_SET PROBLEM:_ Pictures do not belong in the copy; transcribe everything else in the records exactly.

━━ MATERIAL PROVIDED

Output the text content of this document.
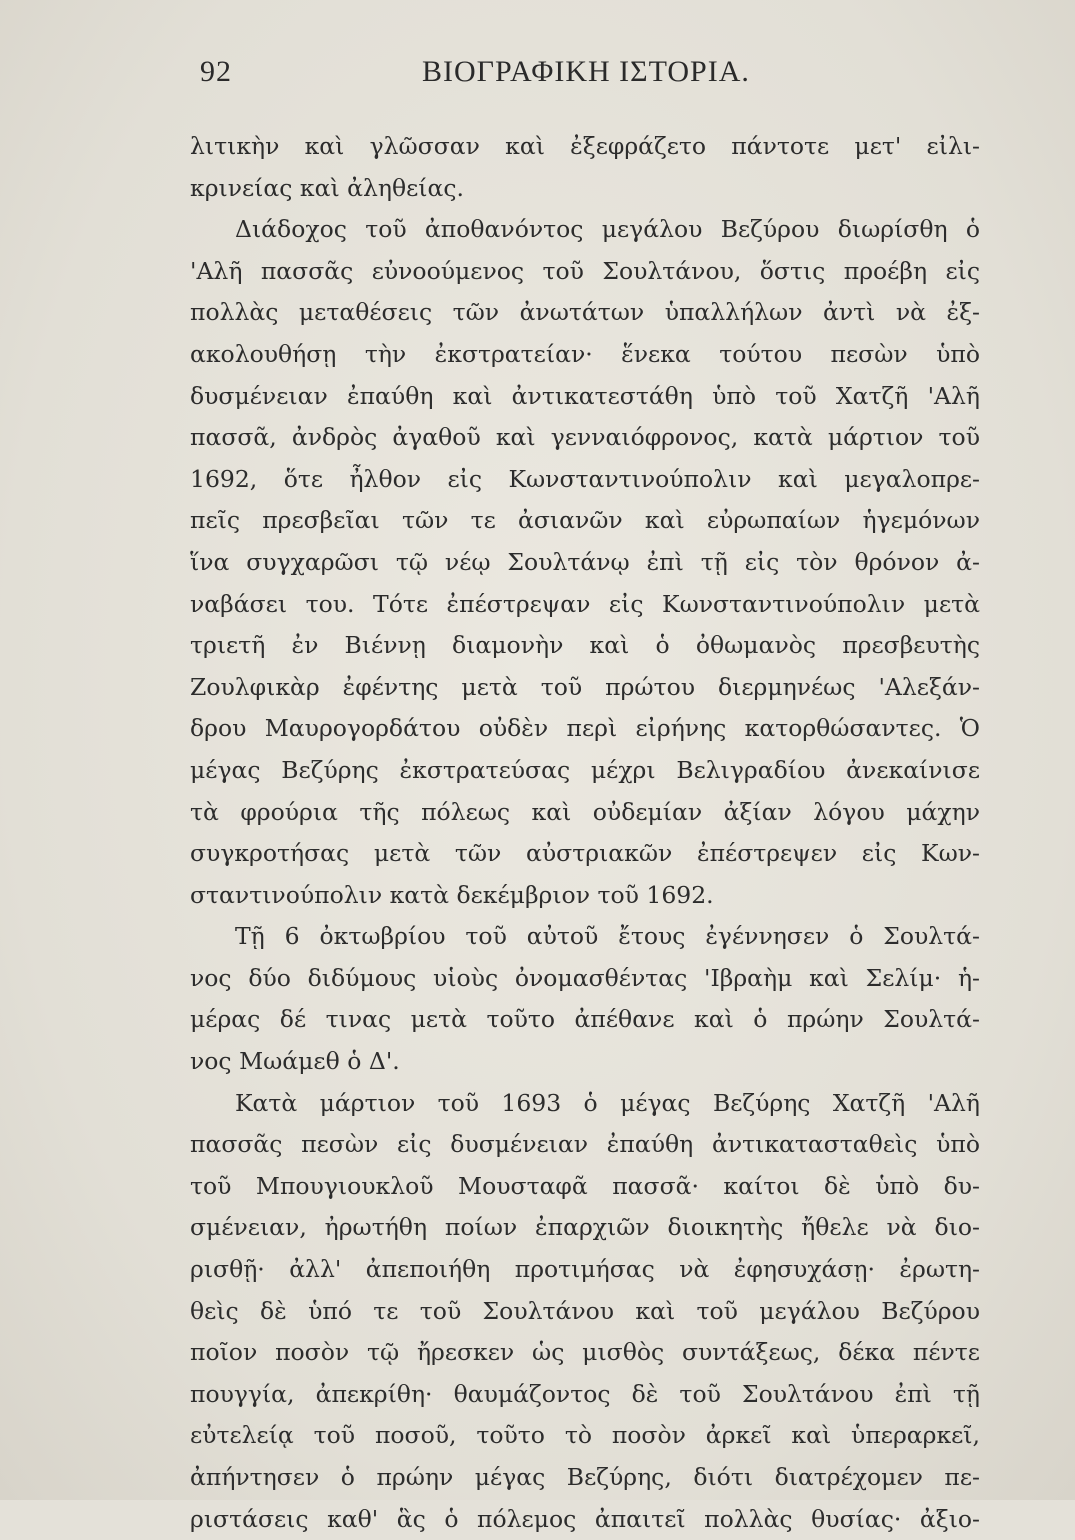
92	ΒΙΟΓΡΑΦΙΚΗ ΙΣΤΟΡΙΑ.
λιτικὴν καὶ γλῶσσαν καὶ ἐξεφράζετο πάντοτε μετ' εἰλι-
κρινείας καὶ ἀληθείας.
Διάδοχος τοῦ ἀποθανόντος μεγάλου Βεζύρου διωρίσθη ὁ
'Αλῆ πασσᾶς εὐνοούμενος τοῦ Σουλτάνου, ὅστις προέβη εἰς
πολλὰς μεταθέσεις τῶν ἀνωτάτων ὑπαλλήλων ἀντὶ νὰ ἐξ-
ακολουθήσῃ τὴν ἐκστρατείαν· ἕνεκα τούτου πεσὼν ὑπὸ
δυσμένειαν ἐπαύθη καὶ ἀντικατεστάθη ὑπὸ τοῦ Χατζῆ 'Αλῆ
πασσᾶ, ἀνδρὸς ἀγαθοῦ καὶ γενναιόφρονος, κατὰ μάρτιον τοῦ
1692, ὅτε ἦλθον εἰς Κωνσταντινούπολιν καὶ μεγαλοπρε-
πεῖς πρεσβεῖαι τῶν τε ἀσιανῶν καὶ εὐρωπαίων ἡγεμόνων
ἵνα συγχαρῶσι τῷ νέῳ Σουλτάνῳ ἐπὶ τῇ εἰς τὸν θρόνον ἀ-
ναβάσει του. Τότε ἐπέστρεψαν εἰς Κωνσταντινούπολιν μετὰ
τριετῆ ἐν Βιέννῃ διαμονὴν καὶ ὁ ὀθωμανὸς πρεσβευτὴς
Ζουλφικὰρ ἐφέντης μετὰ τοῦ πρώτου διερμηνέως 'Αλεξάν-
δρου Μαυρογορδάτου οὐδὲν περὶ εἰρήνης κατορθώσαντες. Ὁ
μέγας Βεζύρης ἐκστρατεύσας μέχρι Βελιγραδίου ἀνεκαίνισε
τὰ φρούρια τῆς πόλεως καὶ οὐδεμίαν ἀξίαν λόγου μάχην
συγκροτήσας μετὰ τῶν αὐστριακῶν ἐπέστρεψεν εἰς Κων-
σταντινούπολιν κατὰ δεκέμβριον τοῦ 1692.
Τῇ 6 ὀκτωβρίου τοῦ αὐτοῦ ἔτους ἐγέννησεν ὁ Σουλτά-
νος δύο διδύμους υἱοὺς ὀνομασθέντας 'Ιβραὴμ καὶ Σελίμ· ἡ-
μέρας δέ τινας μετὰ τοῦτο ἀπέθανε καὶ ὁ πρώην Σουλτά-
νος Μωάμεθ ὁ Δ'.
Κατὰ μάρτιον τοῦ 1693 ὁ μέγας Βεζύρης Χατζῆ 'Αλῆ
πασσᾶς πεσὼν εἰς δυσμένειαν ἐπαύθη ἀντικατασταθεὶς ὑπὸ
τοῦ Μπουγιουκλοῦ Μουσταφᾶ πασσᾶ· καίτοι δὲ ὑπὸ δυ-
σμένειαν, ἠρωτήθη ποίων ἐπαρχιῶν διοικητὴς ἤθελε νὰ διο-
ρισθῇ· ἀλλ' ἀπεποιήθη προτιμήσας νὰ ἐφησυχάσῃ· ἐρωτη-
θεὶς δὲ ὑπό τε τοῦ Σουλτάνου καὶ τοῦ μεγάλου Βεζύρου
ποῖον ποσὸν τῷ ἤρεσκεν ὡς μισθὸς συντάξεως, δέκα πέντε
πουγγία, ἀπεκρίθη· θαυμάζοντος δὲ τοῦ Σουλτάνου ἐπὶ τῇ
εὐτελείᾳ τοῦ ποσοῦ, τοῦτο τὸ ποσὸν ἀρκεῖ καὶ ὑπεραρκεῖ,
ἀπήντησεν ὁ πρώην μέγας Βεζύρης, διότι διατρέχομεν πε-
ριστάσεις καθ' ἃς ὁ πόλεμος ἀπαιτεῖ πολλὰς θυσίας· ἀξιο-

━━━━

_RESPONSE TO THIS TASK:_
Output the text content of this document.
92	ΒΙΟΓΡΑΦΙΚΗ ΙΣΤΟΡΙΑ.
λιτικὴν καὶ γλῶσσαν καὶ ἐξεφράζετο πάντοτε μετ' εἰλι-
κρινείας καὶ ἀληθείας.
Διάδοχος τοῦ ἀποθανόντος μεγάλου Βεζύρου διωρίσθη ὁ
'Αλῆ πασσᾶς εὐνοούμενος τοῦ Σουλτάνου, ὅστις προέβη εἰς
πολλὰς μεταθέσεις τῶν ἀνωτάτων ὑπαλλήλων ἀντὶ νὰ ἐξ-
ακολουθήσῃ τὴν ἐκστρατείαν· ἕνεκα τούτου πεσὼν ὑπὸ
δυσμένειαν ἐπαύθη καὶ ἀντικατεστάθη ὑπὸ τοῦ Χατζῆ 'Αλῆ
πασσᾶ, ἀνδρὸς ἀγαθοῦ καὶ γενναιόφρονος, κατὰ μάρτιον τοῦ
1692, ὅτε ἦλθον εἰς Κωνσταντινούπολιν καὶ μεγαλοπρε-
πεῖς πρεσβεῖαι τῶν τε ἀσιανῶν καὶ εὐρωπαίων ἡγεμόνων
ἵνα συγχαρῶσι τῷ νέῳ Σουλτάνῳ ἐπὶ τῇ εἰς τὸν θρόνον ἀ-
ναβάσει του. Τότε ἐπέστρεψαν εἰς Κωνσταντινούπολιν μετὰ
τριετῆ ἐν Βιέννῃ διαμονὴν καὶ ὁ ὀθωμανὸς πρεσβευτὴς
Ζουλφικὰρ ἐφέντης μετὰ τοῦ πρώτου διερμηνέως 'Αλεξάν-
δρου Μαυρογορδάτου οὐδὲν περὶ εἰρήνης κατορθώσαντες. Ὁ
μέγας Βεζύρης ἐκστρατεύσας μέχρι Βελιγραδίου ἀνεκαίνισε
τὰ φρούρια τῆς πόλεως καὶ οὐδεμίαν ἀξίαν λόγου μάχην
συγκροτήσας μετὰ τῶν αὐστριακῶν ἐπέστρεψεν εἰς Κων-
σταντινούπολιν κατὰ δεκέμβριον τοῦ 1692.
Τῇ 6 ὀκτωβρίου τοῦ αὐτοῦ ἔτους ἐγέννησεν ὁ Σουλτά-
νος δύο διδύμους υἱοὺς ὀνομασθέντας 'Ιβραὴμ καὶ Σελίμ· ἡ-
μέρας δέ τινας μετὰ τοῦτο ἀπέθανε καὶ ὁ πρώην Σουλτά-
νος Μωάμεθ ὁ Δ'.
Κατὰ μάρτιον τοῦ 1693 ὁ μέγας Βεζύρης Χατζῆ 'Αλῆ
πασσᾶς πεσὼν εἰς δυσμένειαν ἐπαύθη ἀντικατασταθεὶς ὑπὸ
τοῦ Μπουγιουκλοῦ Μουσταφᾶ πασσᾶ· καίτοι δὲ ὑπὸ δυ-
σμένειαν, ἠρωτήθη ποίων ἐπαρχιῶν διοικητὴς ἤθελε νὰ διο-
ρισθῇ· ἀλλ' ἀπεποιήθη προτιμήσας νὰ ἐφησυχάσῃ· ἐρωτη-
θεὶς δὲ ὑπό τε τοῦ Σουλτάνου καὶ τοῦ μεγάλου Βεζύρου
ποῖον ποσὸν τῷ ἤρεσκεν ὡς μισθὸς συντάξεως, δέκα πέντε
πουγγία, ἀπεκρίθη· θαυμάζοντος δὲ τοῦ Σουλτάνου ἐπὶ τῇ
εὐτελείᾳ τοῦ ποσοῦ, τοῦτο τὸ ποσὸν ἀρκεῖ καὶ ὑπεραρκεῖ,
ἀπήντησεν ὁ πρώην μέγας Βεζύρης, διότι διατρέχομεν πε-
ριστάσεις καθ' ἃς ὁ πόλεμος ἀπαιτεῖ πολλὰς θυσίας· ἀξιο-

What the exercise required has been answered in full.